Stored data
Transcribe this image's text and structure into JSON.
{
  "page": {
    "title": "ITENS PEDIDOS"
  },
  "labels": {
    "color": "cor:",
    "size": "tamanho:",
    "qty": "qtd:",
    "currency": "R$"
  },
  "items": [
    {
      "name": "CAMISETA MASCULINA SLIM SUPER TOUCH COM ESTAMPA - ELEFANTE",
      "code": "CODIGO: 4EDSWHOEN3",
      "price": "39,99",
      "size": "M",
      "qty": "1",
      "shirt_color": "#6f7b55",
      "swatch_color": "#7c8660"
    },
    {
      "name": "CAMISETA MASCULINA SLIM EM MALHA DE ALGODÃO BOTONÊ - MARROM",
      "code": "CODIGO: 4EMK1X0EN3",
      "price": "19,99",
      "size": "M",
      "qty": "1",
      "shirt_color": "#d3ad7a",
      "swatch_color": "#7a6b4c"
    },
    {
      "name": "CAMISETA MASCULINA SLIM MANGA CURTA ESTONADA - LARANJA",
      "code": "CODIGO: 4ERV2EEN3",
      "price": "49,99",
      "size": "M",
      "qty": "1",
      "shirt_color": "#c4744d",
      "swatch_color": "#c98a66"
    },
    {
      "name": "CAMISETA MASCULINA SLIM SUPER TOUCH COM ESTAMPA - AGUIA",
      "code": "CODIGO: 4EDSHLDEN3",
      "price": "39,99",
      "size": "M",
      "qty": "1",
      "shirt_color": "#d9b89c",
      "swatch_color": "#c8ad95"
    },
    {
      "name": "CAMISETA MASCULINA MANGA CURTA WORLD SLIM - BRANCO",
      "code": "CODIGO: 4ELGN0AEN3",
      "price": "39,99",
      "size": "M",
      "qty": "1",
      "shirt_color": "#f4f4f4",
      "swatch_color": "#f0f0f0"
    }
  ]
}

> **PROMPT**
Tell how many lines hold the string "CAMISETA", giving the number and nothing else.

> **COMPLETED EXERCISE**
5